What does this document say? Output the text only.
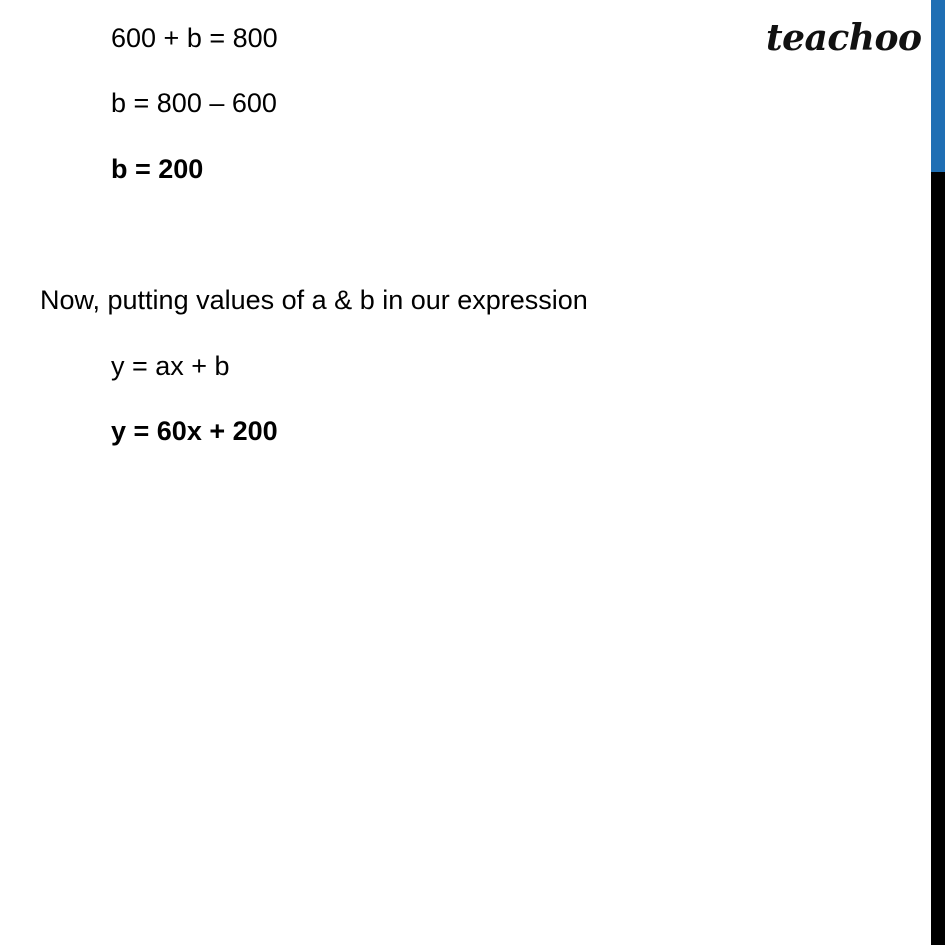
teachoo
600 + b = 800
b = 800 – 600
b = 200
Now, putting values of a & b in our expression
y = ax + b
y = 60x + 200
--------------------------------------------------
### THE REQUEST
Quote the preceding records in their entirety, excluding every picture.

### SOLUTION TO THIS TASK
What does this document say? Output the text only.
teachoo
600 + b = 800
b = 800 – 600
b = 200
Now, putting values of a & b in our expression
y = ax + b
y = 60x + 200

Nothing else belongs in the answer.